++++ Provided records ++++

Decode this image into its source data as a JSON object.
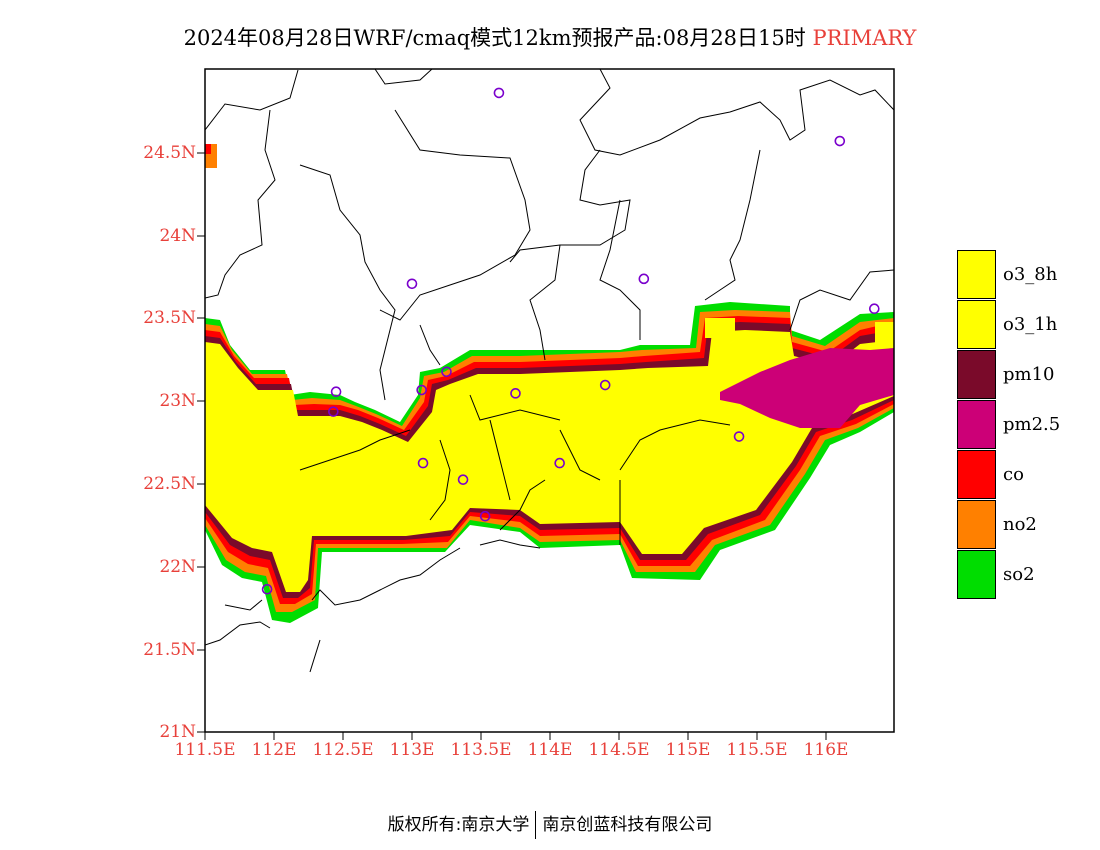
{
  "title": {
    "main": "2024年08月28日WRF/cmaq模式12km预报产品:08月28日15时",
    "tag": "PRIMARY"
  },
  "map": {
    "lat_ticks": [
      "24.5N",
      "24N",
      "23.5N",
      "23N",
      "22.5N",
      "22N",
      "21.5N",
      "21N"
    ],
    "lon_ticks": [
      "111.5E",
      "112E",
      "112.5E",
      "113E",
      "113.5E",
      "114E",
      "114.5E",
      "115E",
      "115.5E",
      "116E"
    ],
    "lon_range": [
      111.5,
      116.5
    ],
    "lat_range": [
      21.0,
      25.0
    ],
    "station_color": "#7a00cc",
    "stations": [
      {
        "lon": 113.63,
        "lat": 24.85
      },
      {
        "lon": 116.1,
        "lat": 24.56
      },
      {
        "lon": 113.0,
        "lat": 23.7
      },
      {
        "lon": 114.68,
        "lat": 23.73
      },
      {
        "lon": 116.35,
        "lat": 23.55
      },
      {
        "lon": 113.07,
        "lat": 23.06
      },
      {
        "lon": 112.45,
        "lat": 23.05
      },
      {
        "lon": 113.25,
        "lat": 23.17
      },
      {
        "lon": 113.75,
        "lat": 23.04
      },
      {
        "lon": 114.4,
        "lat": 23.09
      },
      {
        "lon": 112.43,
        "lat": 22.93
      },
      {
        "lon": 115.37,
        "lat": 22.78
      },
      {
        "lon": 113.08,
        "lat": 22.62
      },
      {
        "lon": 113.37,
        "lat": 22.52
      },
      {
        "lon": 114.07,
        "lat": 22.62
      },
      {
        "lon": 113.53,
        "lat": 22.3
      },
      {
        "lon": 111.95,
        "lat": 21.86
      }
    ]
  },
  "legend": {
    "items": [
      {
        "label": "o3_8h",
        "color": "#ffff00"
      },
      {
        "label": "o3_1h",
        "color": "#ffff00"
      },
      {
        "label": "pm10",
        "color": "#7a0a2a"
      },
      {
        "label": "pm2.5",
        "color": "#cc0077"
      },
      {
        "label": "co",
        "color": "#ff0000"
      },
      {
        "label": "no2",
        "color": "#ff8000"
      },
      {
        "label": "so2",
        "color": "#00dd00"
      }
    ]
  },
  "footer": {
    "left": "版权所有:南京大学",
    "right": "南京创蓝科技有限公司"
  }
}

++++

*Work to do:* From the listing above, collect every line that mentions the word "label".

*Final result:*
        "label": "o3_8h",
        "label": "o3_1h",
        "label": "pm10",
        "label": "pm2.5",
        "label": "co",
        "label": "no2",
        "label": "so2",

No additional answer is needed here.